→ **THE PROBLEM**
Below are entries to be transcribed exactly; exclude the pictures from the copy.

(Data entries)
* start *
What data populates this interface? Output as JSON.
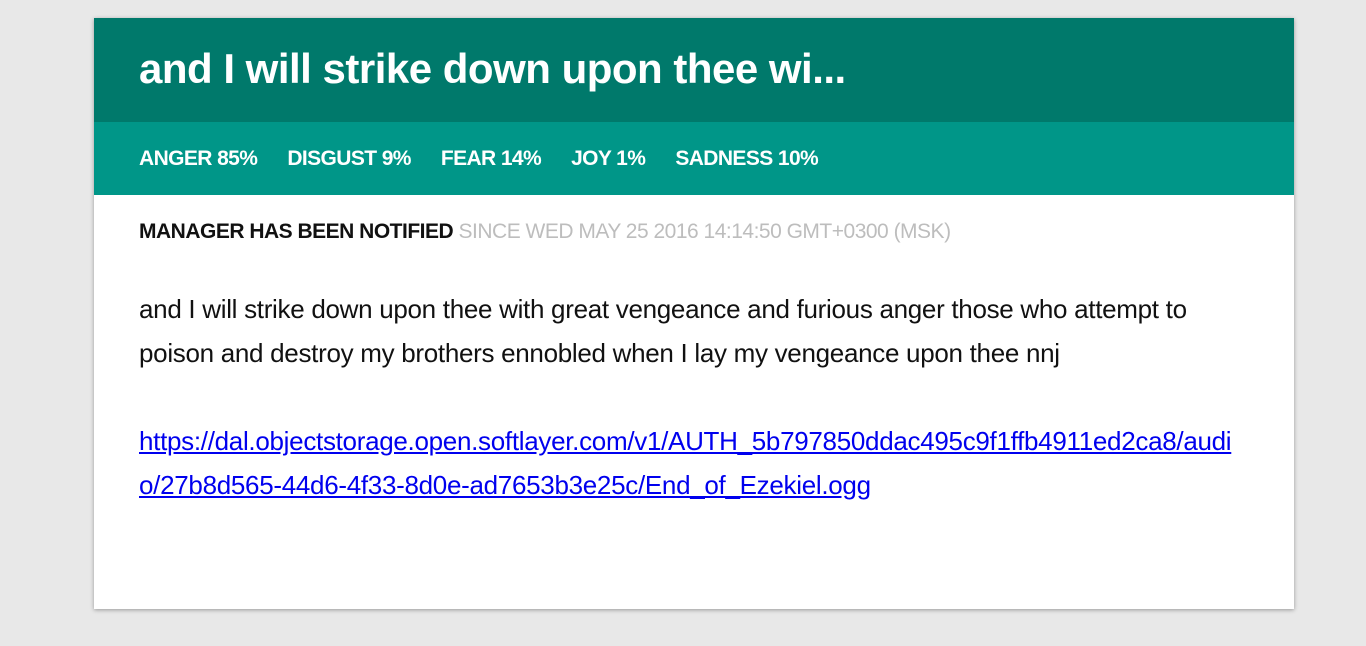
{
  "card": {
    "title": "and I will strike down upon thee wi...",
    "emotions": [
      {
        "name": "ANGER",
        "value": "85%",
        "label": "ANGER 85%"
      },
      {
        "name": "DISGUST",
        "value": "9%",
        "label": "DISGUST 9%"
      },
      {
        "name": "FEAR",
        "value": "14%",
        "label": "FEAR 14%"
      },
      {
        "name": "JOY",
        "value": "1%",
        "label": "JOY 1%"
      },
      {
        "name": "SADNESS",
        "value": "10%",
        "label": "SADNESS 10%"
      }
    ],
    "status": {
      "label": "Manager has been notified",
      "since": "since Wed May 25 2016 14:14:50 GMT+0300 (MSK)"
    },
    "message": "and I will strike down upon thee with great vengeance and furious anger those who attempt to poison and destroy my brothers  ennobled  when I lay my vengeance upon thee nnj",
    "audio_link": "https://dal.objectstorage.open.softlayer.com/v1/AUTH_5b797850ddac495c9f1ffb4911ed2ca8/audio/27b8d565-44d6-4f33-8d0e-ad7653b3e25c/End_of_Ezekiel.ogg"
  },
  "colors": {
    "header_bg": "#00796b",
    "emotion_bar_bg": "#009688",
    "page_bg": "#e8e8e8",
    "link": "#0000ee",
    "since_text": "#bdbdbd"
  }
}
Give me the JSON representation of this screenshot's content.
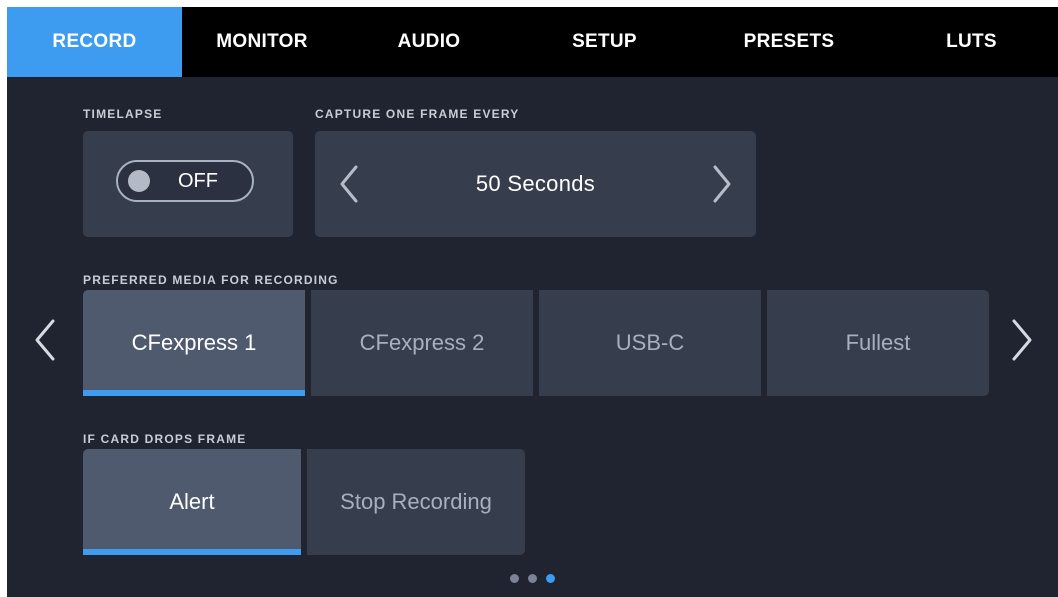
{
  "tabs": [
    {
      "label": "RECORD",
      "active": true
    },
    {
      "label": "MONITOR",
      "active": false
    },
    {
      "label": "AUDIO",
      "active": false
    },
    {
      "label": "SETUP",
      "active": false
    },
    {
      "label": "PRESETS",
      "active": false
    },
    {
      "label": "LUTS",
      "active": false
    }
  ],
  "timelapse": {
    "label": "TIMELAPSE",
    "toggle_value": "OFF"
  },
  "capture": {
    "label": "CAPTURE ONE FRAME EVERY",
    "value": "50 Seconds"
  },
  "preferred_media": {
    "label": "PREFERRED MEDIA FOR RECORDING",
    "options": [
      "CFexpress 1",
      "CFexpress 2",
      "USB-C",
      "Fullest"
    ],
    "selected": "CFexpress 1"
  },
  "card_drops": {
    "label": "IF CARD DROPS FRAME",
    "options": [
      "Alert",
      "Stop Recording"
    ],
    "selected": "Alert"
  },
  "pagination": {
    "total": 3,
    "current": 3
  },
  "colors": {
    "accent": "#3d9bf0",
    "background": "#1f2430",
    "panel": "#363d4c",
    "selected_panel": "#505a6f",
    "tabbar": "#000000"
  },
  "icons": {
    "stepper_prev": "chevron-left-icon",
    "stepper_next": "chevron-right-icon",
    "page_prev": "chevron-left-icon",
    "page_next": "chevron-right-icon"
  }
}
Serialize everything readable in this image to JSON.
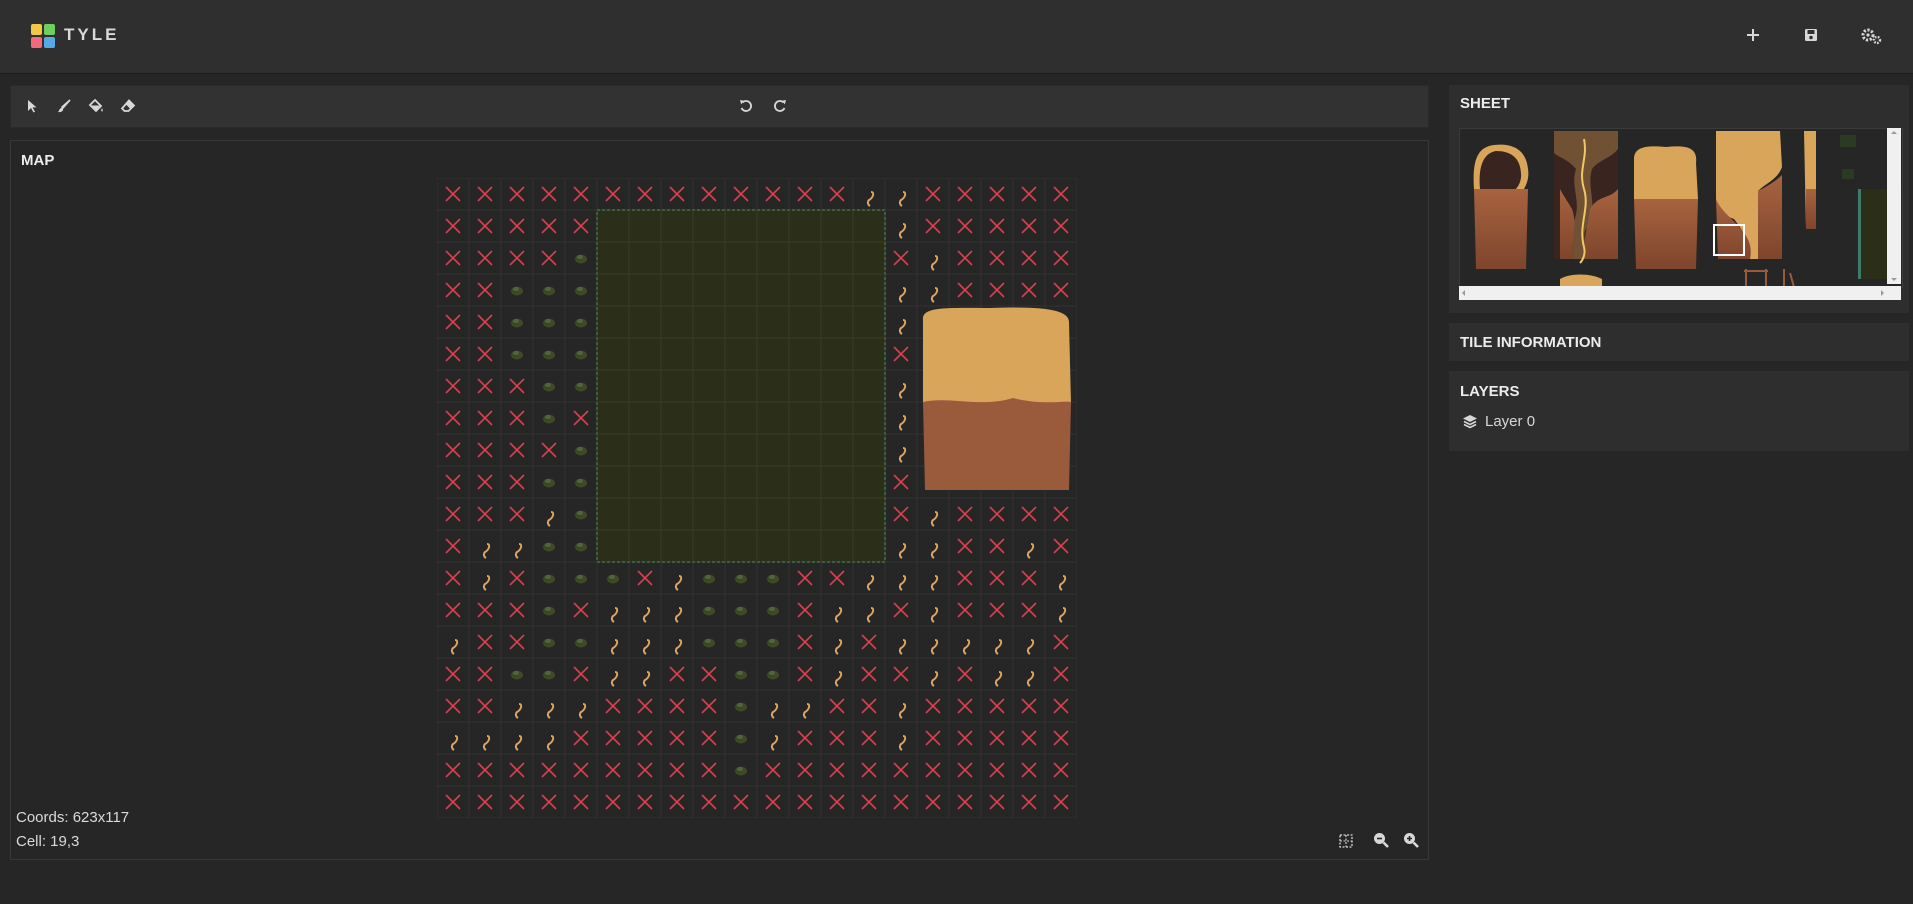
{
  "app": {
    "title": "TYLE"
  },
  "topbar": {
    "buttons": [
      {
        "name": "new",
        "icon": "plus-icon"
      },
      {
        "name": "save",
        "icon": "save-icon"
      },
      {
        "name": "settings",
        "icon": "gears-icon"
      }
    ]
  },
  "toolbar": {
    "tools": [
      {
        "name": "select",
        "icon": "cursor-icon"
      },
      {
        "name": "brush",
        "icon": "brush-icon"
      },
      {
        "name": "fill",
        "icon": "fill-bucket-icon"
      },
      {
        "name": "erase",
        "icon": "eraser-icon"
      }
    ],
    "history": [
      {
        "name": "undo",
        "icon": "undo-icon"
      },
      {
        "name": "redo",
        "icon": "redo-icon"
      }
    ]
  },
  "map": {
    "title": "MAP",
    "coords": "Coords: 623x117",
    "cell": "Cell: 19,3",
    "grid": {
      "columns": 20,
      "rows": 20,
      "selected_cell": "19,3"
    },
    "controls": [
      {
        "name": "grid",
        "icon": "grid-icon"
      },
      {
        "name": "zoom-out",
        "icon": "zoom-out-icon"
      },
      {
        "name": "zoom-in",
        "icon": "zoom-in-icon"
      }
    ]
  },
  "sheet": {
    "title": "SHEET"
  },
  "tile_info": {
    "title": "TILE INFORMATION"
  },
  "layers": {
    "title": "LAYERS",
    "items": [
      {
        "label": "Layer 0",
        "icon": "layers-icon"
      }
    ]
  },
  "colors": {
    "background": "#262626",
    "panel": "#2e2e2e",
    "empty_cell_mark": "#d9414b",
    "grass_edge": "#3e7a6a",
    "dark_grass": "#2b2e18",
    "sand": "#d9a55a",
    "dirt": "#9a5a3c"
  }
}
* end *
→ **CORRECT RESULT**
What data populates this interface? Output as JSON.
{
  "card": {
    "title": "and I will strike down upon thee wi...",
    "emotions": [
      {
        "name": "ANGER",
        "value": "85%",
        "label": "ANGER 85%"
      },
      {
        "name": "DISGUST",
        "value": "9%",
        "label": "DISGUST 9%"
      },
      {
        "name": "FEAR",
        "value": "14%",
        "label": "FEAR 14%"
      },
      {
        "name": "JOY",
        "value": "1%",
        "label": "JOY 1%"
      },
      {
        "name": "SADNESS",
        "value": "10%",
        "label": "SADNESS 10%"
      }
    ],
    "status": {
      "label": "Manager has been notified",
      "since": "since Wed May 25 2016 14:14:50 GMT+0300 (MSK)"
    },
    "message": "and I will strike down upon thee with great vengeance and furious anger those who attempt to poison and destroy my brothers  ennobled  when I lay my vengeance upon thee nnj",
    "audio_link": "https://dal.objectstorage.open.softlayer.com/v1/AUTH_5b797850ddac495c9f1ffb4911ed2ca8/audio/27b8d565-44d6-4f33-8d0e-ad7653b3e25c/End_of_Ezekiel.ogg"
  },
  "colors": {
    "header_bg": "#00796b",
    "emotion_bar_bg": "#009688",
    "page_bg": "#e8e8e8",
    "link": "#0000ee",
    "since_text": "#bdbdbd"
  }
}
Give me the JSON representation of this screenshot's content.
{
  "tabs": [
    {
      "label": "RECORD",
      "active": true
    },
    {
      "label": "MONITOR",
      "active": false
    },
    {
      "label": "AUDIO",
      "active": false
    },
    {
      "label": "SETUP",
      "active": false
    },
    {
      "label": "PRESETS",
      "active": false
    },
    {
      "label": "LUTS",
      "active": false
    }
  ],
  "timelapse": {
    "label": "TIMELAPSE",
    "toggle_value": "OFF"
  },
  "capture": {
    "label": "CAPTURE ONE FRAME EVERY",
    "value": "50 Seconds"
  },
  "preferred_media": {
    "label": "PREFERRED MEDIA FOR RECORDING",
    "options": [
      "CFexpress 1",
      "CFexpress 2",
      "USB-C",
      "Fullest"
    ],
    "selected": "CFexpress 1"
  },
  "card_drops": {
    "label": "IF CARD DROPS FRAME",
    "options": [
      "Alert",
      "Stop Recording"
    ],
    "selected": "Alert"
  },
  "pagination": {
    "total": 3,
    "current": 3
  },
  "colors": {
    "accent": "#3d9bf0",
    "background": "#1f2430",
    "panel": "#363d4c",
    "selected_panel": "#505a6f",
    "tabbar": "#000000"
  },
  "icons": {
    "stepper_prev": "chevron-left-icon",
    "stepper_next": "chevron-right-icon",
    "page_prev": "chevron-left-icon",
    "page_next": "chevron-right-icon"
  }
}
Serialize everything readable in this image to JSON.
{
  "app": {
    "title": "TYLE"
  },
  "topbar": {
    "buttons": [
      {
        "name": "new",
        "icon": "plus-icon"
      },
      {
        "name": "save",
        "icon": "save-icon"
      },
      {
        "name": "settings",
        "icon": "gears-icon"
      }
    ]
  },
  "toolbar": {
    "tools": [
      {
        "name": "select",
        "icon": "cursor-icon"
      },
      {
        "name": "brush",
        "icon": "brush-icon"
      },
      {
        "name": "fill",
        "icon": "fill-bucket-icon"
      },
      {
        "name": "erase",
        "icon": "eraser-icon"
      }
    ],
    "history": [
      {
        "name": "undo",
        "icon": "undo-icon"
      },
      {
        "name": "redo",
        "icon": "redo-icon"
      }
    ]
  },
  "map": {
    "title": "MAP",
    "coords": "Coords: 623x117",
    "cell": "Cell: 19,3",
    "grid": {
      "columns": 20,
      "rows": 20,
      "selected_cell": "19,3"
    },
    "controls": [
      {
        "name": "grid",
        "icon": "grid-icon"
      },
      {
        "name": "zoom-out",
        "icon": "zoom-out-icon"
      },
      {
        "name": "zoom-in",
        "icon": "zoom-in-icon"
      }
    ]
  },
  "sheet": {
    "title": "SHEET"
  },
  "tile_info": {
    "title": "TILE INFORMATION"
  },
  "layers": {
    "title": "LAYERS",
    "items": [
      {
        "label": "Layer 0",
        "icon": "layers-icon"
      }
    ]
  },
  "colors": {
    "background": "#262626",
    "panel": "#2e2e2e",
    "empty_cell_mark": "#d9414b",
    "grass_edge": "#3e7a6a",
    "dark_grass": "#2b2e18",
    "sand": "#d9a55a",
    "dirt": "#9a5a3c"
  }
}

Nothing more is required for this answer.